Records provided -
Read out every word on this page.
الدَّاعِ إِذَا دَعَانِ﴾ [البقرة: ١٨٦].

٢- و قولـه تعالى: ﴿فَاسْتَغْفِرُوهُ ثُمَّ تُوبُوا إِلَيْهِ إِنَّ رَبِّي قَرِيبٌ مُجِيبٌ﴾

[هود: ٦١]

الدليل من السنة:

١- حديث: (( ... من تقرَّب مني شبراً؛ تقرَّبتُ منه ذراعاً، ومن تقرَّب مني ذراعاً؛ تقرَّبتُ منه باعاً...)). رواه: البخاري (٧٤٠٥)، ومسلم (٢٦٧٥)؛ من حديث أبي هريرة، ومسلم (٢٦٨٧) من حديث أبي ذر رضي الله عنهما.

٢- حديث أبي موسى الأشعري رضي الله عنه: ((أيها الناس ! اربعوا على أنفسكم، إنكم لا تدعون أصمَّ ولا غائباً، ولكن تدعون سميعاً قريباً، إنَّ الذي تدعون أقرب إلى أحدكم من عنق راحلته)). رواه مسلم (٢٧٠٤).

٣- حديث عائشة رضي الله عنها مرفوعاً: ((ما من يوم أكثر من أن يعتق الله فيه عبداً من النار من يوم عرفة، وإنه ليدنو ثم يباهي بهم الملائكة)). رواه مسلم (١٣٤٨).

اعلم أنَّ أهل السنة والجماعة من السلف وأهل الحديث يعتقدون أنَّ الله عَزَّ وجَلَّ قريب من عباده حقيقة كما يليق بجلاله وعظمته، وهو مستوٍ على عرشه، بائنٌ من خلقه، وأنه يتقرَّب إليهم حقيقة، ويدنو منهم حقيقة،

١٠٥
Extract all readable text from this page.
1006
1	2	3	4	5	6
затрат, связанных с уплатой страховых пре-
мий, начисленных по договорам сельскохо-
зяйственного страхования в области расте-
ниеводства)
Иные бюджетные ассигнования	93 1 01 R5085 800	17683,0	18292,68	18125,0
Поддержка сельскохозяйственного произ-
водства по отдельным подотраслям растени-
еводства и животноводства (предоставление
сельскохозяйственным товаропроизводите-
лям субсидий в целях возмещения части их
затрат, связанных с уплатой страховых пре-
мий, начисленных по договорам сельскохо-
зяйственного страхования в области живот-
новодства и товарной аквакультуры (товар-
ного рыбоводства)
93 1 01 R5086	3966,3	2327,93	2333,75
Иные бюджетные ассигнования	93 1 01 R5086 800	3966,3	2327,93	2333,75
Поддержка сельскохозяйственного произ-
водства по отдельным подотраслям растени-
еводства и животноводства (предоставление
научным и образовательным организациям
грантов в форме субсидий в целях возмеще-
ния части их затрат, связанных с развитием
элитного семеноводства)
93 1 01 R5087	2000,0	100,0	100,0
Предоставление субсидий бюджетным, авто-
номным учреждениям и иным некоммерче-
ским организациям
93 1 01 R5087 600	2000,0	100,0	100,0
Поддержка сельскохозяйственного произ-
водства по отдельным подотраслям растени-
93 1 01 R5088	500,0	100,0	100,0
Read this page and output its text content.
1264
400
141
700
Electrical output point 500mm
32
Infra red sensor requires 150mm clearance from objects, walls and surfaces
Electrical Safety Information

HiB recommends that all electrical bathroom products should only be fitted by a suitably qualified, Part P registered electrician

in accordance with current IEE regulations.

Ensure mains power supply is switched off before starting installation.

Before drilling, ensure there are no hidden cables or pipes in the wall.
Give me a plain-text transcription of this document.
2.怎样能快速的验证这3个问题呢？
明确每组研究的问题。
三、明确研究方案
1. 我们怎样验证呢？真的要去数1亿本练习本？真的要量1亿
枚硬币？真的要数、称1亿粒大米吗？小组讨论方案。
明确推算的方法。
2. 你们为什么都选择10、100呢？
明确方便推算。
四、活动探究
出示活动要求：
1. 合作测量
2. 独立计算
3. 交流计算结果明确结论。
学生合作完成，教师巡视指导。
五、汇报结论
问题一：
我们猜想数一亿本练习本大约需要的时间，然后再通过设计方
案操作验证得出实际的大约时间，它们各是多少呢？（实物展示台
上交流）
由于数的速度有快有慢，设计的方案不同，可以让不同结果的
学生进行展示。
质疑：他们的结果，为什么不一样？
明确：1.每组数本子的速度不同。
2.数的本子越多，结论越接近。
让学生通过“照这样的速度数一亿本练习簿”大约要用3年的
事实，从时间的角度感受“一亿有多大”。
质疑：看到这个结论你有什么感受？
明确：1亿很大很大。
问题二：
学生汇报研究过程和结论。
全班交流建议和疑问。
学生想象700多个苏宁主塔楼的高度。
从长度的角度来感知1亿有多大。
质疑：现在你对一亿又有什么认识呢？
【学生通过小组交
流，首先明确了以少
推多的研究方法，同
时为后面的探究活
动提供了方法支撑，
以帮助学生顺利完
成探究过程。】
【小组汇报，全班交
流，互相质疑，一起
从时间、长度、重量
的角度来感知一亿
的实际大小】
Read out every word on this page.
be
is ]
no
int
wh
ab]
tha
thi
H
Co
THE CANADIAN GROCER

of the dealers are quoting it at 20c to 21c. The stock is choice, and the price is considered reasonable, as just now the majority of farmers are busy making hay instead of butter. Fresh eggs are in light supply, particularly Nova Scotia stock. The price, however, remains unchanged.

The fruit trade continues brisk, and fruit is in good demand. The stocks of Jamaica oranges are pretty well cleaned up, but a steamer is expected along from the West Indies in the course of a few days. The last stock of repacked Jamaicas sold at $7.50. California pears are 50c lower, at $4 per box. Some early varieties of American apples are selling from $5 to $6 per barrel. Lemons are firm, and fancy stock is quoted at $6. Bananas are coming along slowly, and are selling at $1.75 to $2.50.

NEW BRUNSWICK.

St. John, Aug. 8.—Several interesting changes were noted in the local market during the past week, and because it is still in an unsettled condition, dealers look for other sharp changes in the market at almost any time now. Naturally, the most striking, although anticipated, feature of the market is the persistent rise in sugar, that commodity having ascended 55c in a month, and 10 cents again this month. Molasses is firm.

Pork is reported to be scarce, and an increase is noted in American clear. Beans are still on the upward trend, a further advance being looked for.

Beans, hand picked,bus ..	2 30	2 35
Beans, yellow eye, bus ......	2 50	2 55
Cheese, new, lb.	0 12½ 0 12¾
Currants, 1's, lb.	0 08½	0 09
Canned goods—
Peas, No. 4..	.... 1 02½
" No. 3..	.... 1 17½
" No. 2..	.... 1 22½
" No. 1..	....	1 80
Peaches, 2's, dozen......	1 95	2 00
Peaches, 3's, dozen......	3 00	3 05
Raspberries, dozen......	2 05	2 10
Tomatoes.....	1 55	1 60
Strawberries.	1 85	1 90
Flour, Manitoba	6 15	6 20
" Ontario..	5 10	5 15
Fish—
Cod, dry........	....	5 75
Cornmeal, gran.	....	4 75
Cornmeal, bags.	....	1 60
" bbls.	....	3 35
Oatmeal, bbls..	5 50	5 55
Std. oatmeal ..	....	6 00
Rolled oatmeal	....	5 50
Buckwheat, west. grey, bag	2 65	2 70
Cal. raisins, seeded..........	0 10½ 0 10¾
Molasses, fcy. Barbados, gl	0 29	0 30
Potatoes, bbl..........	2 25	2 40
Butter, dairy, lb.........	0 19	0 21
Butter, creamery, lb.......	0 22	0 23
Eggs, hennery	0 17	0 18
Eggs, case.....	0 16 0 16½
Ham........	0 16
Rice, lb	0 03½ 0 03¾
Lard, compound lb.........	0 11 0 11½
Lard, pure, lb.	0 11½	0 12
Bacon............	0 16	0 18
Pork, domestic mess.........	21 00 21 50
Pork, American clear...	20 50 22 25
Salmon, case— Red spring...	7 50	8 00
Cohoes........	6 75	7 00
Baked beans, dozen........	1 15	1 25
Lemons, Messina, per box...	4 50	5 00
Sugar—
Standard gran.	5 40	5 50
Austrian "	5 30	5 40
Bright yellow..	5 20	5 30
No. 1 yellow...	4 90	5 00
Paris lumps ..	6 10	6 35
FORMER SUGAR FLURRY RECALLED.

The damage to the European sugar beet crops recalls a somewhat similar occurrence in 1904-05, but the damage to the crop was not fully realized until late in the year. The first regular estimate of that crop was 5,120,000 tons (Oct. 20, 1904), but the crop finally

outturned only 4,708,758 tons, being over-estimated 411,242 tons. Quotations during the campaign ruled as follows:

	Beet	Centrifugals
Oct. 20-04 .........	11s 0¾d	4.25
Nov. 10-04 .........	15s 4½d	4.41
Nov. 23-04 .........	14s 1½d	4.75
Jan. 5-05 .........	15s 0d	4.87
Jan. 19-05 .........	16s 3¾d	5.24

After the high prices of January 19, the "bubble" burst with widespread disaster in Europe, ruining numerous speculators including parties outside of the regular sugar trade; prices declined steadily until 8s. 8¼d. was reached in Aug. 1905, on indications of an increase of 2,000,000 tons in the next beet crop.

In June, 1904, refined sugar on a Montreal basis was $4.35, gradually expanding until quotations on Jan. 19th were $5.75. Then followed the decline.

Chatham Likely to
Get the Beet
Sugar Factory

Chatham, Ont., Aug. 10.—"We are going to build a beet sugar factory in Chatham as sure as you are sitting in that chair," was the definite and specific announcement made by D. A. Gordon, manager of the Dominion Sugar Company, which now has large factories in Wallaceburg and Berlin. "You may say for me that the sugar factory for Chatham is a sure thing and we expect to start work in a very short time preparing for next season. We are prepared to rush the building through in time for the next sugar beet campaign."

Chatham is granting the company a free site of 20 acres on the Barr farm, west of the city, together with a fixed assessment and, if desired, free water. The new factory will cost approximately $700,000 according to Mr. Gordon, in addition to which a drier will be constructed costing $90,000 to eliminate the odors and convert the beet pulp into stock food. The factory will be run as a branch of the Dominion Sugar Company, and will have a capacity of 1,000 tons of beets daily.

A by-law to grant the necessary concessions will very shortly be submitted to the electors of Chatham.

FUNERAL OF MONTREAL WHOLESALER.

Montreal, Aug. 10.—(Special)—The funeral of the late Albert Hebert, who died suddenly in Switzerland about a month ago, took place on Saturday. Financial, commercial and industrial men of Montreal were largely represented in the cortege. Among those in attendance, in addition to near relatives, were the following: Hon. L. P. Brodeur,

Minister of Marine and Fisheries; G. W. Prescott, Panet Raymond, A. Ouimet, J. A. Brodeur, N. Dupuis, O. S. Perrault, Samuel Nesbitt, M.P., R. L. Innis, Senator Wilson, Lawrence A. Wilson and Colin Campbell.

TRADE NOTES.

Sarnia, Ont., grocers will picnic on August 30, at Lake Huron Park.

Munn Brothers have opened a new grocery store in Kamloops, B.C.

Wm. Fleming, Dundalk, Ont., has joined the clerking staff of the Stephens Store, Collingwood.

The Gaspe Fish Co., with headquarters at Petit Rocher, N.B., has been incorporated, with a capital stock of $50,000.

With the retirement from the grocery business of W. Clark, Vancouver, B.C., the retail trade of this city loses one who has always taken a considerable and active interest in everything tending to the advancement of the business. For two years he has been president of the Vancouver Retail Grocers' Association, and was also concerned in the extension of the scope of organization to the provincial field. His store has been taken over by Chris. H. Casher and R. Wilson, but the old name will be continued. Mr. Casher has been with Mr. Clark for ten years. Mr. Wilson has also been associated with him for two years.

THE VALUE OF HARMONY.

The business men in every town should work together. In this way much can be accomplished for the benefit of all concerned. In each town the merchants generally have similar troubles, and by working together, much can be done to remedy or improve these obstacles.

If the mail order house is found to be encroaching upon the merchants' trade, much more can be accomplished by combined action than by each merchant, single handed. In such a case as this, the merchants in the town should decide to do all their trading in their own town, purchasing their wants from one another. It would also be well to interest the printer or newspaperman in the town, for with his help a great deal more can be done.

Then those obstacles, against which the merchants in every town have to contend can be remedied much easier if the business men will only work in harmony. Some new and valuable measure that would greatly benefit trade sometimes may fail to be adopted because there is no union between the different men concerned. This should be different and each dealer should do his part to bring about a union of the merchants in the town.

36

What is asked -
Pull out every line holding "организациям" from the records above, and copy it.

Task solution -
научным и образовательным организациям
ским организациям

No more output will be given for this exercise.